## Task instructions
Count lines holding the word "Akurasi". Only the number is wanted.

━━━━━━━━━━━━━━━━━━━━━━━━━━━━━━

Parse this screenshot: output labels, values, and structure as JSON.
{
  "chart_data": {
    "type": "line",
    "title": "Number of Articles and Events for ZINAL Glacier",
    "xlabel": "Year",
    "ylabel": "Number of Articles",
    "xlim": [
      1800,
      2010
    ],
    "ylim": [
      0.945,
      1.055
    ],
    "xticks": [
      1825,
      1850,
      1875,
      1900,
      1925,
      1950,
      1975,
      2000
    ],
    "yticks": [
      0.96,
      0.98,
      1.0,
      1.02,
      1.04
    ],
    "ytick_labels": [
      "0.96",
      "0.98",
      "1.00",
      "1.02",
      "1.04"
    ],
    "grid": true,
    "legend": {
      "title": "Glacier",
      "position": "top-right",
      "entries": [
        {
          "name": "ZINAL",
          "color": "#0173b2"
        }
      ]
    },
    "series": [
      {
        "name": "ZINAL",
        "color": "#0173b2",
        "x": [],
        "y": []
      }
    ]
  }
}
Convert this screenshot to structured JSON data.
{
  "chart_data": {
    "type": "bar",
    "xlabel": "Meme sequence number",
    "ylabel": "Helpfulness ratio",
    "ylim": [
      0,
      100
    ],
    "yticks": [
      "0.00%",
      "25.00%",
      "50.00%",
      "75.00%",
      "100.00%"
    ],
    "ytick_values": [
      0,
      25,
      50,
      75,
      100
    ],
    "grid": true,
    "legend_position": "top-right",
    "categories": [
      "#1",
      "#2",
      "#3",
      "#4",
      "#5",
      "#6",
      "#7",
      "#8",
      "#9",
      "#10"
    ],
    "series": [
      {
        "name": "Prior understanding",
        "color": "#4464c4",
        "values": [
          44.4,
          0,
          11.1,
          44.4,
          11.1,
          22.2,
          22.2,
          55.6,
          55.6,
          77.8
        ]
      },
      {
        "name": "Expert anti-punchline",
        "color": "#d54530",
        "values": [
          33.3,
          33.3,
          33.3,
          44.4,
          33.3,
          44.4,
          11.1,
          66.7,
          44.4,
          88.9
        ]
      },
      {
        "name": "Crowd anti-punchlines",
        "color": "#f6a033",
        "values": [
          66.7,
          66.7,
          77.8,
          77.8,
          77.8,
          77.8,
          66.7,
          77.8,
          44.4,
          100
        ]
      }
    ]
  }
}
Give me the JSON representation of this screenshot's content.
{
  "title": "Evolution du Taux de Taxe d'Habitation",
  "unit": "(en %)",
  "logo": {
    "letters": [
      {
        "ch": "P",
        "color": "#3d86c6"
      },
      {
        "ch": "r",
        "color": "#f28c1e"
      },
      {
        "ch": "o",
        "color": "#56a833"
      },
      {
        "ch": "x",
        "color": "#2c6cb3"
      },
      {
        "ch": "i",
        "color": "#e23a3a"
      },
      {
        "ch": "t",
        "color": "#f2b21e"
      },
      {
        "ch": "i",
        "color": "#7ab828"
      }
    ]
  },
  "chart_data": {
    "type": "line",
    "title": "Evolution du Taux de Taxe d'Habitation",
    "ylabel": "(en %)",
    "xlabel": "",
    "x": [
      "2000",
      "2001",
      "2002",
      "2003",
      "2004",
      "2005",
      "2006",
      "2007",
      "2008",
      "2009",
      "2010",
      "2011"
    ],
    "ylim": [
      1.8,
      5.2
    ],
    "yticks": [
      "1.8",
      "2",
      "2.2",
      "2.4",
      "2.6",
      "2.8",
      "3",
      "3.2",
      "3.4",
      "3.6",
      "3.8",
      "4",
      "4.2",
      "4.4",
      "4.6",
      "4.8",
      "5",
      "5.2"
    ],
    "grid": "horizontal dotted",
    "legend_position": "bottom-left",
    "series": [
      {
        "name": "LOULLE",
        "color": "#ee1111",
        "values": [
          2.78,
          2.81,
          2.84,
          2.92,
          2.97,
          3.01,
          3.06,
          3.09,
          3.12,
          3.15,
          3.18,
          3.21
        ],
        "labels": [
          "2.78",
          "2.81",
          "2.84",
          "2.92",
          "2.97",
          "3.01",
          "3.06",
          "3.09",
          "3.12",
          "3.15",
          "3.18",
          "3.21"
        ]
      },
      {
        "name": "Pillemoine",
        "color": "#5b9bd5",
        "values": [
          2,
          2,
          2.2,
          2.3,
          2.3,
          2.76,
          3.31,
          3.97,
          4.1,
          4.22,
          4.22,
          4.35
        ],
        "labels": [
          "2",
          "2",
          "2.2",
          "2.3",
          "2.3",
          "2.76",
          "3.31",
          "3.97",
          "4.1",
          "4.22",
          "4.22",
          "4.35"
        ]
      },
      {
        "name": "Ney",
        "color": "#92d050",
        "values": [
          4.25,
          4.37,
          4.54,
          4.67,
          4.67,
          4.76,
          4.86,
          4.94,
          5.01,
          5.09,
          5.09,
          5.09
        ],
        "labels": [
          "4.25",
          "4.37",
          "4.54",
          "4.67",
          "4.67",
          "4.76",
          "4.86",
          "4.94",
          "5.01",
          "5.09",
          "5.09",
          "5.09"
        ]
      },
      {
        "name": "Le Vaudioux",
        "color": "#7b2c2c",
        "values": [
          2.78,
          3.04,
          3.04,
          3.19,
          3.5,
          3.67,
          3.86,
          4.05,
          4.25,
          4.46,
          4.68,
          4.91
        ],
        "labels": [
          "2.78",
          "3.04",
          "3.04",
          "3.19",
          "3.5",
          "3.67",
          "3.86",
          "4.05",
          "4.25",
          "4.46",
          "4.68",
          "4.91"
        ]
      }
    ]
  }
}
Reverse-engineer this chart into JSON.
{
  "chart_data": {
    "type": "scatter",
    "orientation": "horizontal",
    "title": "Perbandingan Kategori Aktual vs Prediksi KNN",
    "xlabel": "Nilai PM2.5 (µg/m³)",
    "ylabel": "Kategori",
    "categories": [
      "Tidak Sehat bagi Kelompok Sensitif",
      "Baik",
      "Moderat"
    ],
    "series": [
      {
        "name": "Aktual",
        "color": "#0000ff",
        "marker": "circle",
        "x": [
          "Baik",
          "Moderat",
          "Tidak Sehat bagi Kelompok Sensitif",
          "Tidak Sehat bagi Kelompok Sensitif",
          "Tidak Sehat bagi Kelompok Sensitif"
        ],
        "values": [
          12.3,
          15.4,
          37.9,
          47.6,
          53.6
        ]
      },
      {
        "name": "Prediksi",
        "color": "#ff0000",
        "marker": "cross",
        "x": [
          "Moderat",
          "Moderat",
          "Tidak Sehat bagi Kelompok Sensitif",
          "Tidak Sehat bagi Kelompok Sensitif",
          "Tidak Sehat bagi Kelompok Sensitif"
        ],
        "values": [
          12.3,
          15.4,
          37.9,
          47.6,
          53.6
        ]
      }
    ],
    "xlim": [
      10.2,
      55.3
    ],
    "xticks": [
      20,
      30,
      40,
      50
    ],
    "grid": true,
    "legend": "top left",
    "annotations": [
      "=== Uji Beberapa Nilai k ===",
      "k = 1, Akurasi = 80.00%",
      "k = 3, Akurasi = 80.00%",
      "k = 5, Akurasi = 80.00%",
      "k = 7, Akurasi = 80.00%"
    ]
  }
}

━━━━━━━━━━━━━━━━━━━━━━━━━━━━━━

## Exercise answer
4